**GIVEN INSTRUCTION:** Retype each of the following lines verbatim, without any alteration.

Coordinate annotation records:
------------------------------------

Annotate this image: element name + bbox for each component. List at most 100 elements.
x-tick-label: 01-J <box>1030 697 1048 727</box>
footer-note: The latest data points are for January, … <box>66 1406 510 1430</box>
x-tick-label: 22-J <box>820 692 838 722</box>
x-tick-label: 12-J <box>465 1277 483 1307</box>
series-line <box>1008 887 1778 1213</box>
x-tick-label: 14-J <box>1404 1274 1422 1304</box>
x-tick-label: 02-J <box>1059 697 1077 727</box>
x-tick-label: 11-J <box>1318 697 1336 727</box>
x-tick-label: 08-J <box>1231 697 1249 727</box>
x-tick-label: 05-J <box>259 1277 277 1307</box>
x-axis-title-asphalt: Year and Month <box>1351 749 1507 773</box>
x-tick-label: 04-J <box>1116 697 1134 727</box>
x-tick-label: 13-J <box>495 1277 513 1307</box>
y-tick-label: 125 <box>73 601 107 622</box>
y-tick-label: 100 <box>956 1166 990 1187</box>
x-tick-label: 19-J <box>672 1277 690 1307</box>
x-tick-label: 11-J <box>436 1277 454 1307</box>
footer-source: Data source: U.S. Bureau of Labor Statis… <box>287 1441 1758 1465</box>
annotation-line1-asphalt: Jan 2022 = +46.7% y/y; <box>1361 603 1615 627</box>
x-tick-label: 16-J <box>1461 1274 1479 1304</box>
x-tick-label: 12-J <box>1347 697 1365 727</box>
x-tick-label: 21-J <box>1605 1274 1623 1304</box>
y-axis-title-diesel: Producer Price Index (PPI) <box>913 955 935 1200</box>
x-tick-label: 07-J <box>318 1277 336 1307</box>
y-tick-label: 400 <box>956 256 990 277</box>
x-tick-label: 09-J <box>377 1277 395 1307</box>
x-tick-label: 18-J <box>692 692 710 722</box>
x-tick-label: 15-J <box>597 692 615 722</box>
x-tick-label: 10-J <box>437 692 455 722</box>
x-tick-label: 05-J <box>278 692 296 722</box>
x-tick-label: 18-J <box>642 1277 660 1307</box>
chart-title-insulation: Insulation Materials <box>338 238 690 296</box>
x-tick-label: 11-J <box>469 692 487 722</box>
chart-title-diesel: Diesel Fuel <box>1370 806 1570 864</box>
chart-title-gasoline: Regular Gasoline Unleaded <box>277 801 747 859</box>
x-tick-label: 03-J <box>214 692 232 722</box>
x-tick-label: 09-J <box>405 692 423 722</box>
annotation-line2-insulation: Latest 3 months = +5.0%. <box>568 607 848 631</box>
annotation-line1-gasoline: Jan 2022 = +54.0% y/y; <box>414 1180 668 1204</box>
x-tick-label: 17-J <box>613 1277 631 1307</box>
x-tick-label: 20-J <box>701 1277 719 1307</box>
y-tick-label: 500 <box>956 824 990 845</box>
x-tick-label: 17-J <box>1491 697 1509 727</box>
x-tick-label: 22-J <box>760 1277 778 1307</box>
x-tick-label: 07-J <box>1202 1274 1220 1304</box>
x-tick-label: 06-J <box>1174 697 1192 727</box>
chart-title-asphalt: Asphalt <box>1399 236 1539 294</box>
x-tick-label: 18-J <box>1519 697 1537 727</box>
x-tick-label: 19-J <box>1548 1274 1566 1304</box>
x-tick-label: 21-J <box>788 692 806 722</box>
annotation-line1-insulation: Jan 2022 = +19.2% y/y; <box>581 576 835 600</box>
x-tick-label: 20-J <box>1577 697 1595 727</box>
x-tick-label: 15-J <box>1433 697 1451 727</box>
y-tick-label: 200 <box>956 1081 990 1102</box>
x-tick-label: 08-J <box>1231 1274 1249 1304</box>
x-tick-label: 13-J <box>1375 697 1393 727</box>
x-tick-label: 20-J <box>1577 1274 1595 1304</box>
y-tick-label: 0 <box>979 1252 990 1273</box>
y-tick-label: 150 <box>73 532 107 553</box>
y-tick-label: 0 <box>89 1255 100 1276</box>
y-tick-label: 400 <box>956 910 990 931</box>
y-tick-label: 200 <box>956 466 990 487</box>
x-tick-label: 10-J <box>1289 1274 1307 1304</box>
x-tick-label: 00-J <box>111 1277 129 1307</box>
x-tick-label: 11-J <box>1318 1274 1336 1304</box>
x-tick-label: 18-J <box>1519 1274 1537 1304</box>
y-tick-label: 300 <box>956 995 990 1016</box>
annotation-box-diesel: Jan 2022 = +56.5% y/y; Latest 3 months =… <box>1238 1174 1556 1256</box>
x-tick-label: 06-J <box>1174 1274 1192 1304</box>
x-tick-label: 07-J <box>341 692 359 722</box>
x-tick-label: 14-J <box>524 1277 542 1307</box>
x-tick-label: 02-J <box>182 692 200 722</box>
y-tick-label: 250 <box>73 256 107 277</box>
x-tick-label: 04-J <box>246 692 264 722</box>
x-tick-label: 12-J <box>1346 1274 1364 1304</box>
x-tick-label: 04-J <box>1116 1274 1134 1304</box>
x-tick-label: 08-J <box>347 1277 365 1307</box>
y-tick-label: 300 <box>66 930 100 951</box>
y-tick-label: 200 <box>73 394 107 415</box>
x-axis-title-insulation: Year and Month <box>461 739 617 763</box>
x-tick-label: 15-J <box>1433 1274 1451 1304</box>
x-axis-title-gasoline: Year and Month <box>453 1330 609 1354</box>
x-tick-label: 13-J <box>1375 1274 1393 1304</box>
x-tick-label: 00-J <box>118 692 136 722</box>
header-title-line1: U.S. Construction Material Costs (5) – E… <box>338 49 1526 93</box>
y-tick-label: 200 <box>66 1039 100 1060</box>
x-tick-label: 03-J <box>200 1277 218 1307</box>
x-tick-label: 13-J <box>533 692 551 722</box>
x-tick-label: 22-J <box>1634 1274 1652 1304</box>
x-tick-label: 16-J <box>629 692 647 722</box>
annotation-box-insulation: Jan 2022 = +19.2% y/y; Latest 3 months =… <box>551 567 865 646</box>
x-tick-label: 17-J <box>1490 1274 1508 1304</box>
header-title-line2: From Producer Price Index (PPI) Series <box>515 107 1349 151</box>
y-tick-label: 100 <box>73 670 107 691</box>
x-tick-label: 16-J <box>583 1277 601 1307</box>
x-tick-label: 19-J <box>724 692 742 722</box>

------------------------------------

**COMPLETED EXERCISE:**
Annotate this image: element name + bbox for each component. List at most 100 elements.
x-tick-label: 01-J <box>1030 697 1048 727</box>
footer-note: The latest data points are for January, … <box>66 1406 510 1430</box>
x-tick-label: 22-J <box>820 692 838 722</box>
x-tick-label: 12-J <box>465 1277 483 1307</box>
series-line <box>1008 887 1778 1213</box>
x-tick-label: 14-J <box>1404 1274 1422 1304</box>
x-tick-label: 02-J <box>1059 697 1077 727</box>
x-tick-label: 11-J <box>1318 697 1336 727</box>
x-tick-label: 08-J <box>1231 697 1249 727</box>
x-tick-label: 05-J <box>259 1277 277 1307</box>
x-axis-title-asphalt: Year and Month <box>1351 749 1507 773</box>
x-tick-label: 04-J <box>1116 697 1134 727</box>
x-tick-label: 13-J <box>495 1277 513 1307</box>
y-tick-label: 125 <box>73 601 107 622</box>
y-tick-label: 100 <box>956 1166 990 1187</box>
x-tick-label: 19-J <box>672 1277 690 1307</box>
x-tick-label: 11-J <box>436 1277 454 1307</box>
footer-source: Data source: U.S. Bureau of Labor Statis… <box>287 1441 1758 1465</box>
annotation-line1-asphalt: Jan 2022 = +46.7% y/y; <box>1361 603 1615 627</box>
x-tick-label: 16-J <box>1461 1274 1479 1304</box>
x-tick-label: 12-J <box>1347 697 1365 727</box>
x-tick-label: 21-J <box>1605 1274 1623 1304</box>
y-axis-title-diesel: Producer Price Index (PPI) <box>913 955 935 1200</box>
x-tick-label: 07-J <box>318 1277 336 1307</box>
y-tick-label: 400 <box>956 256 990 277</box>
x-tick-label: 09-J <box>377 1277 395 1307</box>
x-tick-label: 18-J <box>692 692 710 722</box>
x-tick-label: 15-J <box>597 692 615 722</box>
x-tick-label: 10-J <box>437 692 455 722</box>
x-tick-label: 05-J <box>278 692 296 722</box>
x-tick-label: 18-J <box>642 1277 660 1307</box>
chart-title-insulation: Insulation Materials <box>338 238 690 296</box>
x-tick-label: 11-J <box>469 692 487 722</box>
chart-title-diesel: Diesel Fuel <box>1370 806 1570 864</box>
chart-title-gasoline: Regular Gasoline Unleaded <box>277 801 747 859</box>
x-tick-label: 03-J <box>214 692 232 722</box>
x-tick-label: 09-J <box>405 692 423 722</box>
annotation-line2-insulation: Latest 3 months = +5.0%. <box>568 607 848 631</box>
annotation-line1-gasoline: Jan 2022 = +54.0% y/y; <box>414 1180 668 1204</box>
x-tick-label: 17-J <box>613 1277 631 1307</box>
x-tick-label: 20-J <box>701 1277 719 1307</box>
y-tick-label: 500 <box>956 824 990 845</box>
x-tick-label: 17-J <box>1491 697 1509 727</box>
x-tick-label: 22-J <box>760 1277 778 1307</box>
x-tick-label: 07-J <box>1202 1274 1220 1304</box>
x-tick-label: 06-J <box>1174 697 1192 727</box>
chart-title-asphalt: Asphalt <box>1399 236 1539 294</box>
x-tick-label: 18-J <box>1519 697 1537 727</box>
x-tick-label: 19-J <box>1548 1274 1566 1304</box>
x-tick-label: 21-J <box>788 692 806 722</box>
annotation-line1-insulation: Jan 2022 = +19.2% y/y; <box>581 576 835 600</box>
x-tick-label: 20-J <box>1577 697 1595 727</box>
x-tick-label: 15-J <box>1433 697 1451 727</box>
y-tick-label: 200 <box>956 1081 990 1102</box>
x-tick-label: 08-J <box>1231 1274 1249 1304</box>
x-tick-label: 13-J <box>1375 697 1393 727</box>
x-tick-label: 20-J <box>1577 1274 1595 1304</box>
y-tick-label: 0 <box>979 1252 990 1273</box>
y-tick-label: 150 <box>73 532 107 553</box>
y-tick-label: 0 <box>89 1255 100 1276</box>
y-tick-label: 400 <box>956 910 990 931</box>
y-tick-label: 200 <box>956 466 990 487</box>
x-tick-label: 10-J <box>1289 1274 1307 1304</box>
x-tick-label: 00-J <box>111 1277 129 1307</box>
x-tick-label: 11-J <box>1318 1274 1336 1304</box>
x-tick-label: 18-J <box>1519 1274 1537 1304</box>
y-tick-label: 300 <box>956 995 990 1016</box>
annotation-box-diesel: Jan 2022 = +56.5% y/y; Latest 3 months =… <box>1238 1174 1556 1256</box>
x-tick-label: 06-J <box>1174 1274 1192 1304</box>
x-tick-label: 07-J <box>341 692 359 722</box>
x-tick-label: 14-J <box>524 1277 542 1307</box>
x-tick-label: 02-J <box>182 692 200 722</box>
y-tick-label: 250 <box>73 256 107 277</box>
x-tick-label: 04-J <box>246 692 264 722</box>
x-tick-label: 12-J <box>1346 1274 1364 1304</box>
x-tick-label: 04-J <box>1116 1274 1134 1304</box>
x-tick-label: 08-J <box>347 1277 365 1307</box>
y-tick-label: 300 <box>66 930 100 951</box>
y-tick-label: 200 <box>73 394 107 415</box>
x-axis-title-insulation: Year and Month <box>461 739 617 763</box>
x-tick-label: 15-J <box>1433 1274 1451 1304</box>
x-axis-title-gasoline: Year and Month <box>453 1330 609 1354</box>
x-tick-label: 13-J <box>1375 1274 1393 1304</box>
x-tick-label: 00-J <box>118 692 136 722</box>
header-title-line1: U.S. Construction Material Costs (5) – E… <box>338 49 1526 93</box>
y-tick-label: 200 <box>66 1039 100 1060</box>
x-tick-label: 03-J <box>200 1277 218 1307</box>
x-tick-label: 13-J <box>533 692 551 722</box>
x-tick-label: 22-J <box>1634 1274 1652 1304</box>
x-tick-label: 16-J <box>629 692 647 722</box>
annotation-box-insulation: Jan 2022 = +19.2% y/y; Latest 3 months =… <box>551 567 865 646</box>
x-tick-label: 17-J <box>1490 1274 1508 1304</box>
header-title-line2: From Producer Price Index (PPI) Series <box>515 107 1349 151</box>
y-tick-label: 100 <box>73 670 107 691</box>
x-tick-label: 16-J <box>583 1277 601 1307</box>
x-tick-label: 19-J <box>724 692 742 722</box>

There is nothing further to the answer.